───── Records shown ─────

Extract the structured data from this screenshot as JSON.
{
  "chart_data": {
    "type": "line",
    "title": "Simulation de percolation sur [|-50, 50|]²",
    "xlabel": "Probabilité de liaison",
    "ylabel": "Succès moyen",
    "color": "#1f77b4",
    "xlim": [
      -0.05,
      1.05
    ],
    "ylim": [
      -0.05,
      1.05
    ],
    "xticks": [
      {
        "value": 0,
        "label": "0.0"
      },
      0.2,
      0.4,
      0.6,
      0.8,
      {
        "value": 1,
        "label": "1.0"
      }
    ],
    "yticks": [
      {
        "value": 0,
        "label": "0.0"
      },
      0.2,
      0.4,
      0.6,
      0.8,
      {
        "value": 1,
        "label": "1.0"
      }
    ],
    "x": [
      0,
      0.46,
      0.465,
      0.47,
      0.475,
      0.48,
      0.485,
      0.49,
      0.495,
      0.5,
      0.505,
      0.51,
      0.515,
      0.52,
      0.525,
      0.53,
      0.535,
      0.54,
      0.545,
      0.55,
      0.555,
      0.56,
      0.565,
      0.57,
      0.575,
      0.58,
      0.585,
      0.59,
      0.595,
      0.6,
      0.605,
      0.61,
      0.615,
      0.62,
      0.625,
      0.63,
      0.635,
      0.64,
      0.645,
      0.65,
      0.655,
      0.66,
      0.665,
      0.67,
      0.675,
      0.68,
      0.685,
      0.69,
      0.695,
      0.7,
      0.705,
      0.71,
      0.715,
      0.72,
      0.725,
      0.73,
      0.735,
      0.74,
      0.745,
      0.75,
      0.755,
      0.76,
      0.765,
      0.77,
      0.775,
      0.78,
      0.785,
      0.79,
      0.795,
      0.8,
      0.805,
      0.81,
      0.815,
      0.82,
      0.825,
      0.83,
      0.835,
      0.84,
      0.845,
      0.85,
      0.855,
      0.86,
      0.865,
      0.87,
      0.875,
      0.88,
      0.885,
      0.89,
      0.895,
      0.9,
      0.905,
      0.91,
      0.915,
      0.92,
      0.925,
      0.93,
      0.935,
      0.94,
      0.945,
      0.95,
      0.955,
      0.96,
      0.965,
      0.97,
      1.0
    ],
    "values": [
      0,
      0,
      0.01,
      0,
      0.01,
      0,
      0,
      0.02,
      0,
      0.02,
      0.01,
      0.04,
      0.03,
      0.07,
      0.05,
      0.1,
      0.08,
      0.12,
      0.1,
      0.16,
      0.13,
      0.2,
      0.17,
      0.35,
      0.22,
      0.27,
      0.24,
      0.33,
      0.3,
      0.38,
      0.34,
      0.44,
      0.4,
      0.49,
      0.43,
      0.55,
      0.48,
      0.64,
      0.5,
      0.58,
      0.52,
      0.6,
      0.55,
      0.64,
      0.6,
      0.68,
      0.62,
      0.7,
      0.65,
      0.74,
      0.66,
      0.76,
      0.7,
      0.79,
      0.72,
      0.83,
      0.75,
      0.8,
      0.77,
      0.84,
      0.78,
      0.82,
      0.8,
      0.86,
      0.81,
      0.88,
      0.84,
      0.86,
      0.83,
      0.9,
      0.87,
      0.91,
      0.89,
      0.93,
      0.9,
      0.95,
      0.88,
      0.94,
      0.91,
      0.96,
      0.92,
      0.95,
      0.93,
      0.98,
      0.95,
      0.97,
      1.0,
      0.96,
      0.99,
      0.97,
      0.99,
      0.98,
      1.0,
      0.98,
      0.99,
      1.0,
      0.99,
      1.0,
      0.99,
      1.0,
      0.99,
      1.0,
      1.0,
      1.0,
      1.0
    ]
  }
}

─────

* [Required work]:
Repeat the data verbatim.

* [Answer to the task]:
Extract the structured data from this screenshot as JSON.
{
  "chart_data": {
    "type": "line",
    "title": "Simulation de percolation sur [|-50, 50|]²",
    "xlabel": "Probabilité de liaison",
    "ylabel": "Succès moyen",
    "color": "#1f77b4",
    "xlim": [
      -0.05,
      1.05
    ],
    "ylim": [
      -0.05,
      1.05
    ],
    "xticks": [
      {
        "value": 0,
        "label": "0.0"
      },
      0.2,
      0.4,
      0.6,
      0.8,
      {
        "value": 1,
        "label": "1.0"
      }
    ],
    "yticks": [
      {
        "value": 0,
        "label": "0.0"
      },
      0.2,
      0.4,
      0.6,
      0.8,
      {
        "value": 1,
        "label": "1.0"
      }
    ],
    "x": [
      0,
      0.46,
      0.465,
      0.47,
      0.475,
      0.48,
      0.485,
      0.49,
      0.495,
      0.5,
      0.505,
      0.51,
      0.515,
      0.52,
      0.525,
      0.53,
      0.535,
      0.54,
      0.545,
      0.55,
      0.555,
      0.56,
      0.565,
      0.57,
      0.575,
      0.58,
      0.585,
      0.59,
      0.595,
      0.6,
      0.605,
      0.61,
      0.615,
      0.62,
      0.625,
      0.63,
      0.635,
      0.64,
      0.645,
      0.65,
      0.655,
      0.66,
      0.665,
      0.67,
      0.675,
      0.68,
      0.685,
      0.69,
      0.695,
      0.7,
      0.705,
      0.71,
      0.715,
      0.72,
      0.725,
      0.73,
      0.735,
      0.74,
      0.745,
      0.75,
      0.755,
      0.76,
      0.765,
      0.77,
      0.775,
      0.78,
      0.785,
      0.79,
      0.795,
      0.8,
      0.805,
      0.81,
      0.815,
      0.82,
      0.825,
      0.83,
      0.835,
      0.84,
      0.845,
      0.85,
      0.855,
      0.86,
      0.865,
      0.87,
      0.875,
      0.88,
      0.885,
      0.89,
      0.895,
      0.9,
      0.905,
      0.91,
      0.915,
      0.92,
      0.925,
      0.93,
      0.935,
      0.94,
      0.945,
      0.95,
      0.955,
      0.96,
      0.965,
      0.97,
      1.0
    ],
    "values": [
      0,
      0,
      0.01,
      0,
      0.01,
      0,
      0,
      0.02,
      0,
      0.02,
      0.01,
      0.04,
      0.03,
      0.07,
      0.05,
      0.1,
      0.08,
      0.12,
      0.1,
      0.16,
      0.13,
      0.2,
      0.17,
      0.35,
      0.22,
      0.27,
      0.24,
      0.33,
      0.3,
      0.38,
      0.34,
      0.44,
      0.4,
      0.49,
      0.43,
      0.55,
      0.48,
      0.64,
      0.5,
      0.58,
      0.52,
      0.6,
      0.55,
      0.64,
      0.6,
      0.68,
      0.62,
      0.7,
      0.65,
      0.74,
      0.66,
      0.76,
      0.7,
      0.79,
      0.72,
      0.83,
      0.75,
      0.8,
      0.77,
      0.84,
      0.78,
      0.82,
      0.8,
      0.86,
      0.81,
      0.88,
      0.84,
      0.86,
      0.83,
      0.9,
      0.87,
      0.91,
      0.89,
      0.93,
      0.9,
      0.95,
      0.88,
      0.94,
      0.91,
      0.96,
      0.92,
      0.95,
      0.93,
      0.98,
      0.95,
      0.97,
      1.0,
      0.96,
      0.99,
      0.97,
      0.99,
      0.98,
      1.0,
      0.98,
      0.99,
      1.0,
      0.99,
      1.0,
      0.99,
      1.0,
      0.99,
      1.0,
      1.0,
      1.0,
      1.0
    ]
  }
}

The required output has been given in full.